● **Exercise directions**
Restate the full set of records exactly, word for word.

— Start of Entries supplied —

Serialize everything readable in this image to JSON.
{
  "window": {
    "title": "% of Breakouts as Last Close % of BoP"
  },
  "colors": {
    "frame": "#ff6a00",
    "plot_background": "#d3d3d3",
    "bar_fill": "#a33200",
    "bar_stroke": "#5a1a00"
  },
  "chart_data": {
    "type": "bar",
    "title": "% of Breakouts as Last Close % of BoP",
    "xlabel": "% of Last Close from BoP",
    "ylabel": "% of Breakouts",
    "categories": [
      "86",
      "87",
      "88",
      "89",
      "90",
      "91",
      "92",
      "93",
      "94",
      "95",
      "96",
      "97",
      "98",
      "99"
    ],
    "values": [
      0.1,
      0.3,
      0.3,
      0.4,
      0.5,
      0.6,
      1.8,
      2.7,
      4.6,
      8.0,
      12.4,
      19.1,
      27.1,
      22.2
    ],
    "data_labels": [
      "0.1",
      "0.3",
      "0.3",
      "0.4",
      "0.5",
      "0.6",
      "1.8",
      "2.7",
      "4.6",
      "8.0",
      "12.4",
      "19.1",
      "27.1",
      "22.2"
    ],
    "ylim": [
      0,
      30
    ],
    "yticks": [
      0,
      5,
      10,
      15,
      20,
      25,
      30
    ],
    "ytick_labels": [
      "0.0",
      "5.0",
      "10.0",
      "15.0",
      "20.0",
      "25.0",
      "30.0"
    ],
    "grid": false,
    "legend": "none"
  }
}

— End of Entries supplied —

● **Answer to the task**
Serialize everything readable in this image to JSON.
{
  "window": {
    "title": "% of Breakouts as Last Close % of BoP"
  },
  "colors": {
    "frame": "#ff6a00",
    "plot_background": "#d3d3d3",
    "bar_fill": "#a33200",
    "bar_stroke": "#5a1a00"
  },
  "chart_data": {
    "type": "bar",
    "title": "% of Breakouts as Last Close % of BoP",
    "xlabel": "% of Last Close from BoP",
    "ylabel": "% of Breakouts",
    "categories": [
      "86",
      "87",
      "88",
      "89",
      "90",
      "91",
      "92",
      "93",
      "94",
      "95",
      "96",
      "97",
      "98",
      "99"
    ],
    "values": [
      0.1,
      0.3,
      0.3,
      0.4,
      0.5,
      0.6,
      1.8,
      2.7,
      4.6,
      8.0,
      12.4,
      19.1,
      27.1,
      22.2
    ],
    "data_labels": [
      "0.1",
      "0.3",
      "0.3",
      "0.4",
      "0.5",
      "0.6",
      "1.8",
      "2.7",
      "4.6",
      "8.0",
      "12.4",
      "19.1",
      "27.1",
      "22.2"
    ],
    "ylim": [
      0,
      30
    ],
    "yticks": [
      0,
      5,
      10,
      15,
      20,
      25,
      30
    ],
    "ytick_labels": [
      "0.0",
      "5.0",
      "10.0",
      "15.0",
      "20.0",
      "25.0",
      "30.0"
    ],
    "grid": false,
    "legend": "none"
  }
}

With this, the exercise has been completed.